#### Excerpted data ####

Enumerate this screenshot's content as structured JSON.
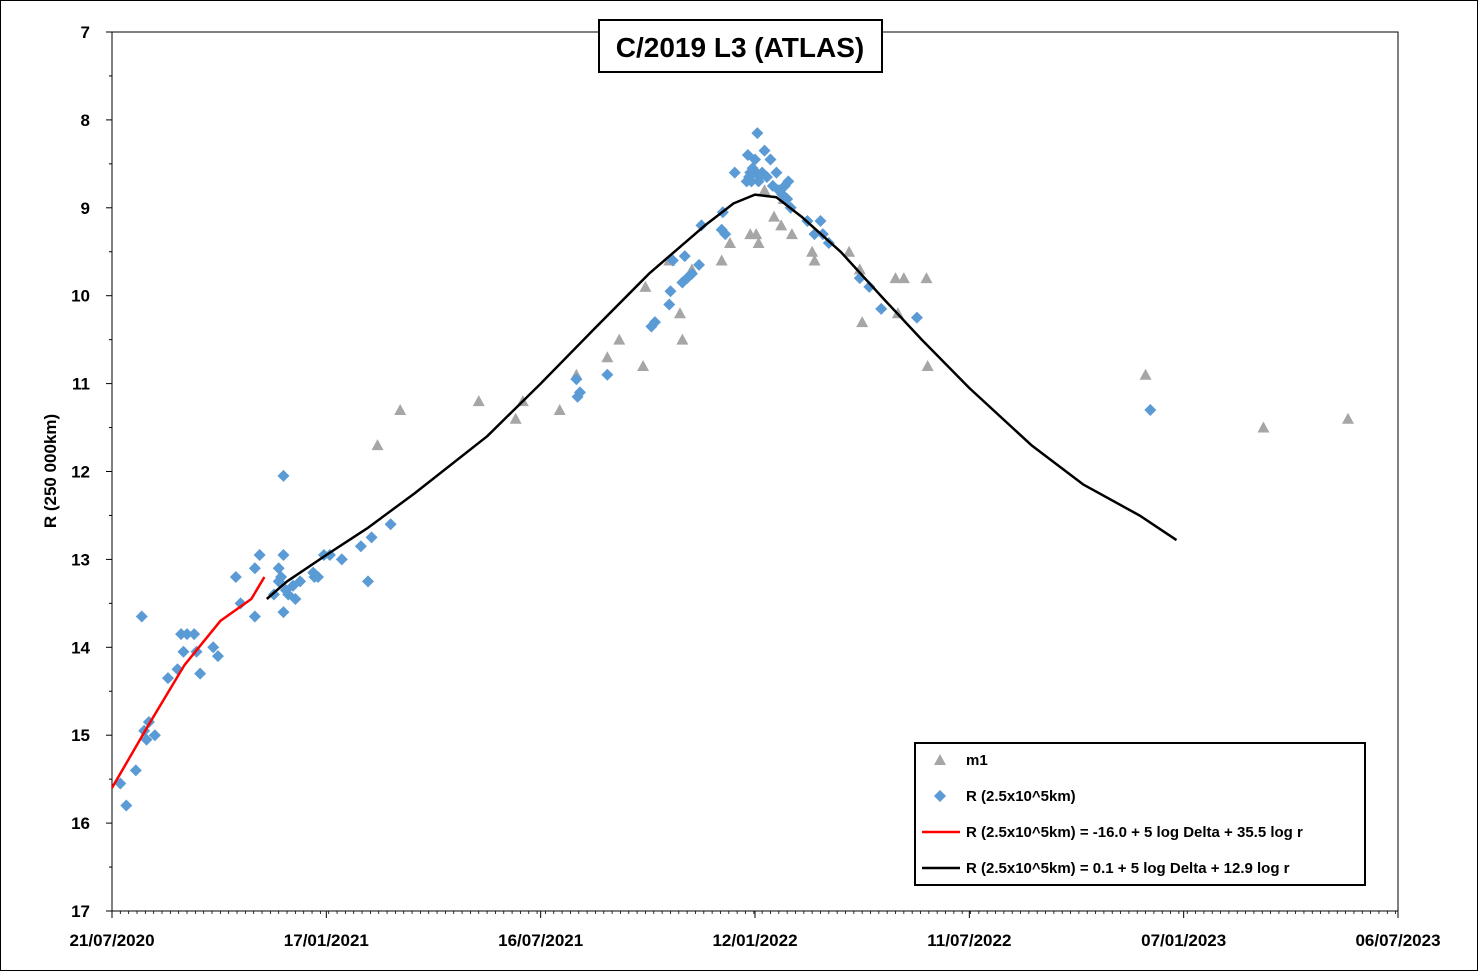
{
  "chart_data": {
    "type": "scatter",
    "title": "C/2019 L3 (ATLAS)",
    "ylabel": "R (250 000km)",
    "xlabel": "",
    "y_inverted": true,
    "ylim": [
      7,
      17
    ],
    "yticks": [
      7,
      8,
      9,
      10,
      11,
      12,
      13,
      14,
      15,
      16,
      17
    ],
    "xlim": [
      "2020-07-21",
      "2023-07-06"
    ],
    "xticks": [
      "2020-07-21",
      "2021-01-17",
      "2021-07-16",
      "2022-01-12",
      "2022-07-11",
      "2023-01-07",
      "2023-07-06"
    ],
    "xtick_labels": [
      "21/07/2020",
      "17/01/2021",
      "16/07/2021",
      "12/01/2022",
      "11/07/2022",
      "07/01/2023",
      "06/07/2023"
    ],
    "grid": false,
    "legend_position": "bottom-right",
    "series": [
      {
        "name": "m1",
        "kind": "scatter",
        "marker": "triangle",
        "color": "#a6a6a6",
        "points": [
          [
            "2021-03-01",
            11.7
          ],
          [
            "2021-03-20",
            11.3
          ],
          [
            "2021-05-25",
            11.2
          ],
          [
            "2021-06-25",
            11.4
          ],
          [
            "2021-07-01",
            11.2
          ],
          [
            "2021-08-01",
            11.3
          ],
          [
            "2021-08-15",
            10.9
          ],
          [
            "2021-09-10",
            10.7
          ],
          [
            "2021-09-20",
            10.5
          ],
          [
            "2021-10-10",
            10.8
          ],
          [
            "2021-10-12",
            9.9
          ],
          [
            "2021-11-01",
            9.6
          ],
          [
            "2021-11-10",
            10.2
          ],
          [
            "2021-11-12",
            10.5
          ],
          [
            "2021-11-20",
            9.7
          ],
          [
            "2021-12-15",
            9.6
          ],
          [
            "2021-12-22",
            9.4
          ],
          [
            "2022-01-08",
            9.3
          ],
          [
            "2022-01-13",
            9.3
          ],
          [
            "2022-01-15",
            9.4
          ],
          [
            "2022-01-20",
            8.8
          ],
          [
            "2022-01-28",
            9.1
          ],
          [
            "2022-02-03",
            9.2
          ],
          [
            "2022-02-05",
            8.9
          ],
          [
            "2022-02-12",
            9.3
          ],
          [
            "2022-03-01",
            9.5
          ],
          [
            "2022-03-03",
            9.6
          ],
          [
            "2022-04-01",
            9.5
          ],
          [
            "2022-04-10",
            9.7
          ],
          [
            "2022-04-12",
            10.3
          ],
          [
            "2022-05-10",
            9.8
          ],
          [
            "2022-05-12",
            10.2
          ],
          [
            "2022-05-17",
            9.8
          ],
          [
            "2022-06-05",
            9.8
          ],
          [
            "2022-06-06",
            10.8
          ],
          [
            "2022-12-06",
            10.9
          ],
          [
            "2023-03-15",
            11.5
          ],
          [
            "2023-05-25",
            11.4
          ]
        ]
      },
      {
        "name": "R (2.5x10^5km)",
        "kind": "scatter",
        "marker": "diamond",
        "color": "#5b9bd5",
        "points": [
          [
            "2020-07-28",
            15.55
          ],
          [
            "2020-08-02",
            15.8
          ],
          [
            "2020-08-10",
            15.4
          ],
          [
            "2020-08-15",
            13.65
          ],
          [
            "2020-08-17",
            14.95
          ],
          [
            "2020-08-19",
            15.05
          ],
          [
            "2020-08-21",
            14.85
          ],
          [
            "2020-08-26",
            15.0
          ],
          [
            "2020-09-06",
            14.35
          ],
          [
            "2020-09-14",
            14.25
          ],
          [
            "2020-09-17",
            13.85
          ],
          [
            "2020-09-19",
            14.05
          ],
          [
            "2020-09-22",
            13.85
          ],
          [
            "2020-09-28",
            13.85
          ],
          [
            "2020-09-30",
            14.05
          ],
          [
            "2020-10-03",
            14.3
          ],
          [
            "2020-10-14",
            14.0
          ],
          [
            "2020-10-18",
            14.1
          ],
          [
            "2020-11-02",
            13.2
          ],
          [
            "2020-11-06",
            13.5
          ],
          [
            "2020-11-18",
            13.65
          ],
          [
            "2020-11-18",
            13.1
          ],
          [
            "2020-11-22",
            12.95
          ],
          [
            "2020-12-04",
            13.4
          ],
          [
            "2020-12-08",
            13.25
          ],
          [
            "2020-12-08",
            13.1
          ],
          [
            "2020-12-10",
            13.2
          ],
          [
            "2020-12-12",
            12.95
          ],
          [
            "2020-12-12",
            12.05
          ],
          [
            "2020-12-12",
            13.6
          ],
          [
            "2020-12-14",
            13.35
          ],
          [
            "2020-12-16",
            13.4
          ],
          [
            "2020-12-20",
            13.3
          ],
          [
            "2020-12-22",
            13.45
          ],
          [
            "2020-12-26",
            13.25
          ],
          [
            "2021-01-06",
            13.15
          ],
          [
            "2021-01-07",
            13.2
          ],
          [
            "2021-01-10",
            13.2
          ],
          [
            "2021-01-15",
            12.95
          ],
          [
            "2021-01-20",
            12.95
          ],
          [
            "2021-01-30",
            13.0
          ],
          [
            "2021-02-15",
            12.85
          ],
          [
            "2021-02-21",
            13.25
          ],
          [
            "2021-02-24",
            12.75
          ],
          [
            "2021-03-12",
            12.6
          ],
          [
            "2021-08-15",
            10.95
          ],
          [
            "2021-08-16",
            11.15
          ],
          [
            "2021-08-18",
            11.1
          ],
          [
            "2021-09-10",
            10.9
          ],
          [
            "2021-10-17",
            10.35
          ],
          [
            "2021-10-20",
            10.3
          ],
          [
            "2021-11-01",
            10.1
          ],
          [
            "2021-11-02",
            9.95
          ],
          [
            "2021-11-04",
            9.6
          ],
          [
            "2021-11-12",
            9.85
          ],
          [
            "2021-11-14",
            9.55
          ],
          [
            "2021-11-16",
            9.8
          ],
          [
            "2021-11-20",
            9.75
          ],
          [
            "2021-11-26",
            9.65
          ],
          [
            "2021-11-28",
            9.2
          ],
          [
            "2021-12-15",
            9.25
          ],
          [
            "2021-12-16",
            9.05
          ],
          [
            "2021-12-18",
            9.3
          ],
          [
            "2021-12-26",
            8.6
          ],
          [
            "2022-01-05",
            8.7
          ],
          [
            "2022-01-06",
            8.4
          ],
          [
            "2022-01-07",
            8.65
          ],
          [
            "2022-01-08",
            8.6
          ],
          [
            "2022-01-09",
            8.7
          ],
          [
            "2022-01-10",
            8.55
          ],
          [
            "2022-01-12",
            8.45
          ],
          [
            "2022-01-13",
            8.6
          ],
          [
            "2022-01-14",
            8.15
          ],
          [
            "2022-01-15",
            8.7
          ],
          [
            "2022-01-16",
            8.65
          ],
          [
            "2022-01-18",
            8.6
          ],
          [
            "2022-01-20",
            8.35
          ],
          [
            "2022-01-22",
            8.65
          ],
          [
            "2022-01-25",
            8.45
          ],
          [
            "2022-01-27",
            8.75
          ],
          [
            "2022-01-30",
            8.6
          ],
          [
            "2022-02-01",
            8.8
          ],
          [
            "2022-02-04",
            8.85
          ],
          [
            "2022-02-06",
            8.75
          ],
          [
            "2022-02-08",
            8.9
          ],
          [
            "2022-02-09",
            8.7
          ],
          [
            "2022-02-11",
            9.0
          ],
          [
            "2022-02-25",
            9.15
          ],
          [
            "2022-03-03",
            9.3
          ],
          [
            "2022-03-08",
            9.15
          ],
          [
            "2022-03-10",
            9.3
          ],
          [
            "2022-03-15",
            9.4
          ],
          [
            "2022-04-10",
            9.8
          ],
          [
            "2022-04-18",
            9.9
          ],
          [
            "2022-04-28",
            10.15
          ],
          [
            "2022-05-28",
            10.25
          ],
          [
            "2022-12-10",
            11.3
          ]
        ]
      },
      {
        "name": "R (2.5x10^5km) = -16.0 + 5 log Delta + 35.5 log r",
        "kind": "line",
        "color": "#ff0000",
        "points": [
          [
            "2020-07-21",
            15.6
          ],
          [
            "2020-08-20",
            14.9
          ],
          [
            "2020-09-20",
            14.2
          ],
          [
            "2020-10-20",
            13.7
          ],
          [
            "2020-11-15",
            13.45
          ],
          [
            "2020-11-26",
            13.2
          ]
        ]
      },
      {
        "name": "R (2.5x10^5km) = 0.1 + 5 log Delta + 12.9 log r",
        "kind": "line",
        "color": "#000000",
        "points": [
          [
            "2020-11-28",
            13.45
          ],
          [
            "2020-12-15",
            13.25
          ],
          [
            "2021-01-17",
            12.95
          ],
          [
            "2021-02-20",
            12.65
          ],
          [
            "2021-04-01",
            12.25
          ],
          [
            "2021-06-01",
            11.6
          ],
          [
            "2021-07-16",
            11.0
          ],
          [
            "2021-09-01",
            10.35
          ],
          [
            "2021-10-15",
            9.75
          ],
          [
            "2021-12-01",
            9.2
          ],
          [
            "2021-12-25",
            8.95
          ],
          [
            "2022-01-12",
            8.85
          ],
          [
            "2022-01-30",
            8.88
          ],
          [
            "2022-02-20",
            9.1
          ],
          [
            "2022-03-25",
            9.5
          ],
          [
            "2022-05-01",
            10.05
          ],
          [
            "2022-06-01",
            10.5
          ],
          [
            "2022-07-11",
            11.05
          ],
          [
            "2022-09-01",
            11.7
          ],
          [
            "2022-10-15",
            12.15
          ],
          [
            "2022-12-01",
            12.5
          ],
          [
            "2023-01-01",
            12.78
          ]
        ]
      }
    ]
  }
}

####
#### Excerpted data ####

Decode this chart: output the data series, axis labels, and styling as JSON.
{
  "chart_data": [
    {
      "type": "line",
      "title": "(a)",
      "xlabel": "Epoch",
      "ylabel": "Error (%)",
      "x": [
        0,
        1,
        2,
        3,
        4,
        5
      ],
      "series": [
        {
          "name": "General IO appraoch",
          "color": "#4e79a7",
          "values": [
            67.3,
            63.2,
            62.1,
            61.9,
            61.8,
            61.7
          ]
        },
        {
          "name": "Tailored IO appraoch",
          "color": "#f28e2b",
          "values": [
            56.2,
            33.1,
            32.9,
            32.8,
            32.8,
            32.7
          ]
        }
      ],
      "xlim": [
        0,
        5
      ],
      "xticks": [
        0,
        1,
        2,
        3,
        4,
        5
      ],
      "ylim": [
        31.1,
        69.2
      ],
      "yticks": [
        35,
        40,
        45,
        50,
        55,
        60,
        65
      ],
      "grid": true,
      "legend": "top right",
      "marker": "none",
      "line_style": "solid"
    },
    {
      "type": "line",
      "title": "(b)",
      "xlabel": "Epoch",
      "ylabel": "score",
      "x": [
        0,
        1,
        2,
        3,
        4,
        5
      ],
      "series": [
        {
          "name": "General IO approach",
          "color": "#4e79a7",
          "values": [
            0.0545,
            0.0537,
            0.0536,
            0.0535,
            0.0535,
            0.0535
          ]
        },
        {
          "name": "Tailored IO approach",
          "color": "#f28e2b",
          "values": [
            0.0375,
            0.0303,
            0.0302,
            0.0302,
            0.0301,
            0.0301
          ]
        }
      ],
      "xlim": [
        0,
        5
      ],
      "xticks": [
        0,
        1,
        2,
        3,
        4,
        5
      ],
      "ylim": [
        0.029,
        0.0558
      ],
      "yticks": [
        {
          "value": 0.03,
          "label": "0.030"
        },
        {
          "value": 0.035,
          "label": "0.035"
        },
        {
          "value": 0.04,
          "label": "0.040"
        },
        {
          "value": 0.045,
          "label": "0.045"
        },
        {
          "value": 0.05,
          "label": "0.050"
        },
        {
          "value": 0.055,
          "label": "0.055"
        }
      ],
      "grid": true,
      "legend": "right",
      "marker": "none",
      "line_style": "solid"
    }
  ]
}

####
#### Excerpted data ####

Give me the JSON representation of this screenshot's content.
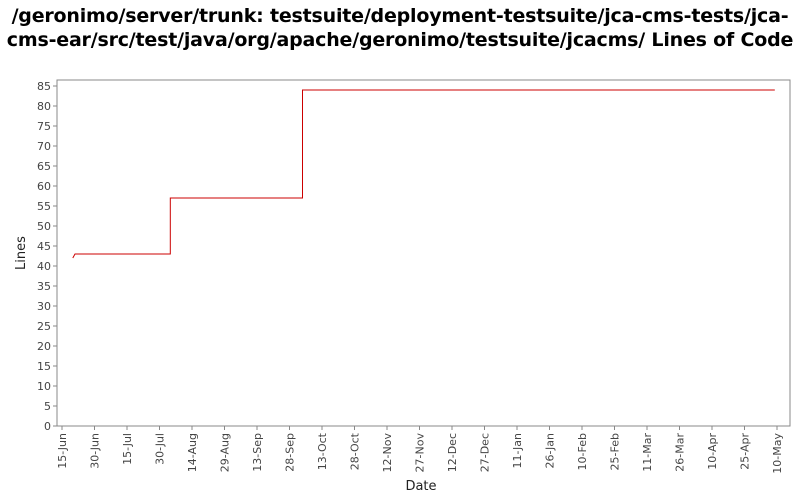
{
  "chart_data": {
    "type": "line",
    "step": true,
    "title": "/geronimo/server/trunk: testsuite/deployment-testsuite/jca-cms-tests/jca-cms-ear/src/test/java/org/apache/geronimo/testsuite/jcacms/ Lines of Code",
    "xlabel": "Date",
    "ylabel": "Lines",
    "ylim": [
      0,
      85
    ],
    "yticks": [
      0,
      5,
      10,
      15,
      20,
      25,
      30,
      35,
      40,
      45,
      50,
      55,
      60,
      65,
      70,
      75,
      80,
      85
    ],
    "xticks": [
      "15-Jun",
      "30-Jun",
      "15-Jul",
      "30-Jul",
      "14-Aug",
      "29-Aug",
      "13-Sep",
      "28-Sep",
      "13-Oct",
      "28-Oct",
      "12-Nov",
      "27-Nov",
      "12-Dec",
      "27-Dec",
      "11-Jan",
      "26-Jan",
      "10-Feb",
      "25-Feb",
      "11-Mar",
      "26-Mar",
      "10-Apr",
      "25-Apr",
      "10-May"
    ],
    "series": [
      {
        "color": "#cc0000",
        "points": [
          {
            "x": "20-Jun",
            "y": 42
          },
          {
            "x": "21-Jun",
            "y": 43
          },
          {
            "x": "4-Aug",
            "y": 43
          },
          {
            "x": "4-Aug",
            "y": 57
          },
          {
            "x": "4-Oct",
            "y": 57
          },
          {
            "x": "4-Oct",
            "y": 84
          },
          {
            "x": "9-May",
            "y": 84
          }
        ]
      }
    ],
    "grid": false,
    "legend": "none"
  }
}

####

Do this :: Which lines hold the word "JSON"? Return all of them from the records above.

Correct output ::
Enumerate this screenshot's content as structured JSON.
Decode this chart: output the data series, axis labels, and styling as JSON.
Give me the JSON representation of this screenshot's content.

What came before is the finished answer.